- [EXTRACTED MATERIAL]

[BEGIN]

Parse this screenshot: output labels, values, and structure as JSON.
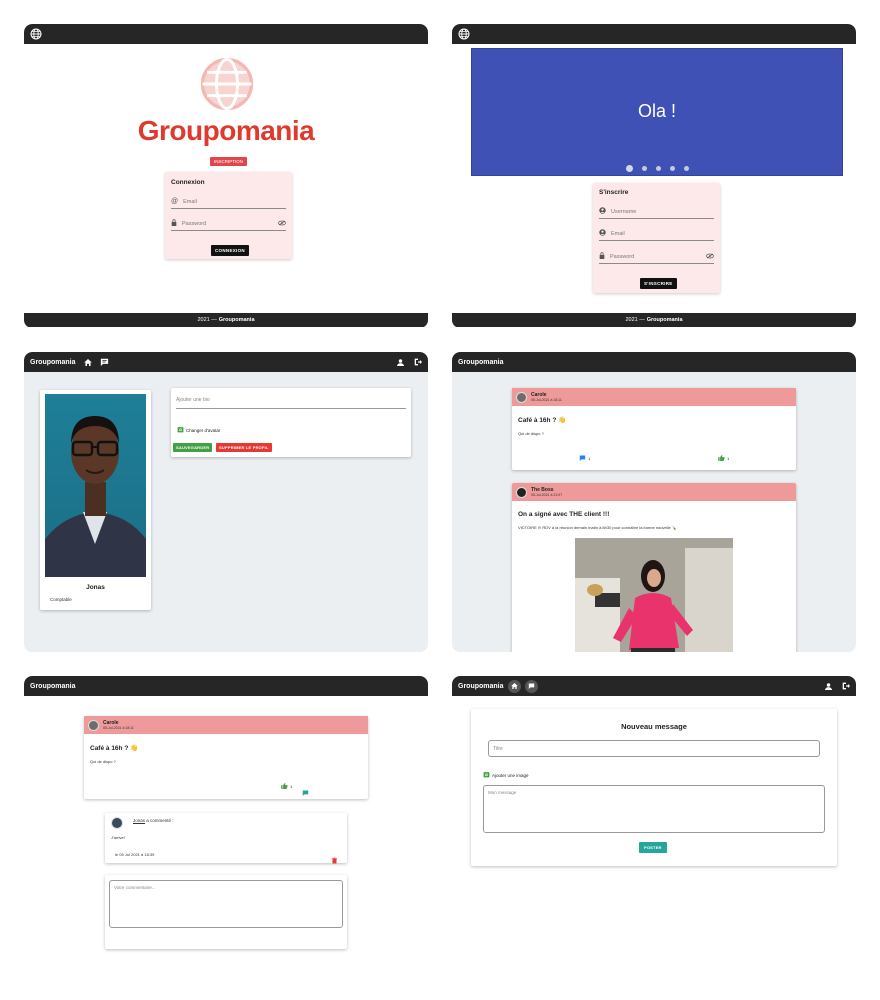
{
  "colors": {
    "bar": "#262626",
    "brand_red": "#e03a2f",
    "pink_light": "#fde9ea",
    "post_header": "#ef9a9a",
    "carousel_blue": "#3f51b5",
    "green": "#43a047",
    "red": "#e53935",
    "teal": "#26a69a"
  },
  "icons": [
    "globe-icon",
    "home-icon",
    "message-icon",
    "account-icon",
    "logout-icon",
    "at-icon",
    "lock-icon",
    "eye-off-icon",
    "user-icon",
    "comment-icon",
    "thumb-up-icon",
    "image-add-icon",
    "trash-icon"
  ],
  "panel1": {
    "brand": "Groupomania",
    "signup_tab": "INSCRIPTION",
    "login_title": "Connexion",
    "email_placeholder": "Email",
    "password_placeholder": "Password",
    "login_button": "CONNEXION",
    "footer_year": "2021 —",
    "footer_brand": "Groupomania"
  },
  "panel2": {
    "carousel_text": "Ola !",
    "carousel_slides": 5,
    "carousel_active_slide": 1,
    "signup_title": "S'inscrire",
    "username_placeholder": "Username",
    "email_placeholder": "Email",
    "password_placeholder": "Password",
    "signup_button": "S'INSCRIRE",
    "footer_year": "2021 —",
    "footer_brand": "Groupomania"
  },
  "panel3": {
    "brand": "Groupomania",
    "profile_name": "Jonas",
    "profile_role": "Comptable",
    "bio_placeholder": "Ajouter une bio",
    "change_avatar": "Changer d'avatar",
    "save_button": "SAUVEGARDER",
    "delete_button": "SUPPRIMER LE PROFIL"
  },
  "panel4": {
    "brand": "Groupomania",
    "posts": [
      {
        "author": "Carole",
        "date": "05-Jul-2021 à 18:11",
        "title": "Café à 16h ? 👋",
        "body": "Qui de dispo ?",
        "comments": "1",
        "likes": "1"
      },
      {
        "author": "The Boss",
        "date": "05-Jul-2021 à 21:07",
        "title": "On a signé avec THE client !!!",
        "body": "VICTOIRE !!! RDV à la réunion demain matin à 8h30 pour connaître la bonne nouvelle 🍾"
      }
    ]
  },
  "panel5": {
    "brand": "Groupomania",
    "post": {
      "author": "Carole",
      "date": "05-Jul-2021 à 18:11",
      "title": "Café à 16h ? 👋",
      "body": "Qui de dispo ?",
      "likes": "1"
    },
    "comment": {
      "author": "Jonas",
      "action": "a commenté :",
      "text": "J'arrive!",
      "date": "le 05 Jul 2021 à 18:39"
    },
    "comment_placeholder": "Votre commentaire..."
  },
  "panel6": {
    "brand": "Groupomania",
    "form_title": "Nouveau message",
    "title_placeholder": "Titre",
    "add_image": "Ajouter une image",
    "message_placeholder": "Mon message",
    "post_button": "POSTER"
  }
}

[END]

- [TASK PROMPT] Output the entries above exactly, without their pictures.

- [REPLY]
Parse this screenshot: output labels, values, and structure as JSON.
{
  "colors": {
    "bar": "#262626",
    "brand_red": "#e03a2f",
    "pink_light": "#fde9ea",
    "post_header": "#ef9a9a",
    "carousel_blue": "#3f51b5",
    "green": "#43a047",
    "red": "#e53935",
    "teal": "#26a69a"
  },
  "icons": [
    "globe-icon",
    "home-icon",
    "message-icon",
    "account-icon",
    "logout-icon",
    "at-icon",
    "lock-icon",
    "eye-off-icon",
    "user-icon",
    "comment-icon",
    "thumb-up-icon",
    "image-add-icon",
    "trash-icon"
  ],
  "panel1": {
    "brand": "Groupomania",
    "signup_tab": "INSCRIPTION",
    "login_title": "Connexion",
    "email_placeholder": "Email",
    "password_placeholder": "Password",
    "login_button": "CONNEXION",
    "footer_year": "2021 —",
    "footer_brand": "Groupomania"
  },
  "panel2": {
    "carousel_text": "Ola !",
    "carousel_slides": 5,
    "carousel_active_slide": 1,
    "signup_title": "S'inscrire",
    "username_placeholder": "Username",
    "email_placeholder": "Email",
    "password_placeholder": "Password",
    "signup_button": "S'INSCRIRE",
    "footer_year": "2021 —",
    "footer_brand": "Groupomania"
  },
  "panel3": {
    "brand": "Groupomania",
    "profile_name": "Jonas",
    "profile_role": "Comptable",
    "bio_placeholder": "Ajouter une bio",
    "change_avatar": "Changer d'avatar",
    "save_button": "SAUVEGARDER",
    "delete_button": "SUPPRIMER LE PROFIL"
  },
  "panel4": {
    "brand": "Groupomania",
    "posts": [
      {
        "author": "Carole",
        "date": "05-Jul-2021 à 18:11",
        "title": "Café à 16h ? 👋",
        "body": "Qui de dispo ?",
        "comments": "1",
        "likes": "1"
      },
      {
        "author": "The Boss",
        "date": "05-Jul-2021 à 21:07",
        "title": "On a signé avec THE client !!!",
        "body": "VICTOIRE !!! RDV à la réunion demain matin à 8h30 pour connaître la bonne nouvelle 🍾"
      }
    ]
  },
  "panel5": {
    "brand": "Groupomania",
    "post": {
      "author": "Carole",
      "date": "05-Jul-2021 à 18:11",
      "title": "Café à 16h ? 👋",
      "body": "Qui de dispo ?",
      "likes": "1"
    },
    "comment": {
      "author": "Jonas",
      "action": "a commenté :",
      "text": "J'arrive!",
      "date": "le 05 Jul 2021 à 18:39"
    },
    "comment_placeholder": "Votre commentaire..."
  },
  "panel6": {
    "brand": "Groupomania",
    "form_title": "Nouveau message",
    "title_placeholder": "Titre",
    "add_image": "Ajouter une image",
    "message_placeholder": "Mon message",
    "post_button": "POSTER"
  }
}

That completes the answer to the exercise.